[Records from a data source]
--- start ---
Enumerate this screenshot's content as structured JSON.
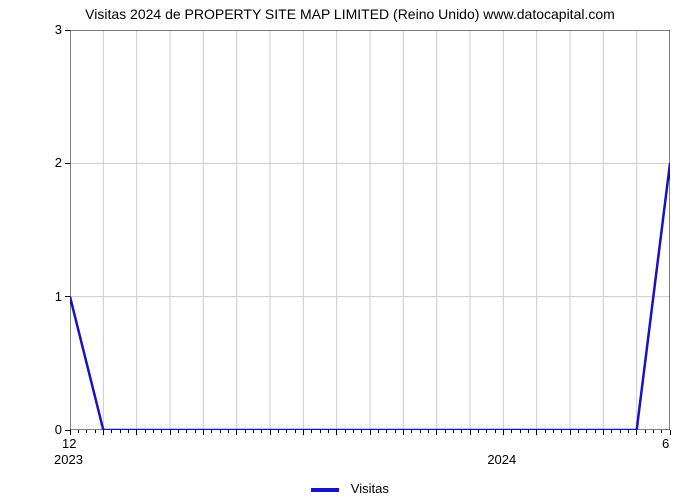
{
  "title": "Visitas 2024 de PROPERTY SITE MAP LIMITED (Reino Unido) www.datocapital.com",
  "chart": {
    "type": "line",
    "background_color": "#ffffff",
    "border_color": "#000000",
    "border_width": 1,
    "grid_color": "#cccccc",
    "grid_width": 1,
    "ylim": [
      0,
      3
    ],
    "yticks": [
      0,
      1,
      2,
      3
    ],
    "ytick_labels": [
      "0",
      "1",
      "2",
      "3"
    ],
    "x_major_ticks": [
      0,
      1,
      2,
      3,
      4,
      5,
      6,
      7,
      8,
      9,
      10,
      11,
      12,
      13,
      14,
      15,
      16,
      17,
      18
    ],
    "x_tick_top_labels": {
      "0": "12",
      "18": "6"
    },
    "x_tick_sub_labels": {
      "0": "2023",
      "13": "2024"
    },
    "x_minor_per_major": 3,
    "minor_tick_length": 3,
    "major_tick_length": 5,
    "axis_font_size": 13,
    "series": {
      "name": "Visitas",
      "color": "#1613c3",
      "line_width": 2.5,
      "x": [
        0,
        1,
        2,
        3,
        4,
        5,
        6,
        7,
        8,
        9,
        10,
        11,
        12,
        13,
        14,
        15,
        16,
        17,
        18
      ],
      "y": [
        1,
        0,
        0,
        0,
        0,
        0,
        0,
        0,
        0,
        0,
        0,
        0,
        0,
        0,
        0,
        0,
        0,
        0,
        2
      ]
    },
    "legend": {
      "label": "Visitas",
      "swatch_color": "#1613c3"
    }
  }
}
--- end ---
● **Problem details**
Each record above is to be restated exactly, with its pictures removed from the copy.

● **The completed task**
Enumerate this screenshot's content as structured JSON.
{
  "title": "Visitas 2024 de PROPERTY SITE MAP LIMITED (Reino Unido) www.datocapital.com",
  "chart": {
    "type": "line",
    "background_color": "#ffffff",
    "border_color": "#000000",
    "border_width": 1,
    "grid_color": "#cccccc",
    "grid_width": 1,
    "ylim": [
      0,
      3
    ],
    "yticks": [
      0,
      1,
      2,
      3
    ],
    "ytick_labels": [
      "0",
      "1",
      "2",
      "3"
    ],
    "x_major_ticks": [
      0,
      1,
      2,
      3,
      4,
      5,
      6,
      7,
      8,
      9,
      10,
      11,
      12,
      13,
      14,
      15,
      16,
      17,
      18
    ],
    "x_tick_top_labels": {
      "0": "12",
      "18": "6"
    },
    "x_tick_sub_labels": {
      "0": "2023",
      "13": "2024"
    },
    "x_minor_per_major": 3,
    "minor_tick_length": 3,
    "major_tick_length": 5,
    "axis_font_size": 13,
    "series": {
      "name": "Visitas",
      "color": "#1613c3",
      "line_width": 2.5,
      "x": [
        0,
        1,
        2,
        3,
        4,
        5,
        6,
        7,
        8,
        9,
        10,
        11,
        12,
        13,
        14,
        15,
        16,
        17,
        18
      ],
      "y": [
        1,
        0,
        0,
        0,
        0,
        0,
        0,
        0,
        0,
        0,
        0,
        0,
        0,
        0,
        0,
        0,
        0,
        0,
        2
      ]
    },
    "legend": {
      "label": "Visitas",
      "swatch_color": "#1613c3"
    }
  }
}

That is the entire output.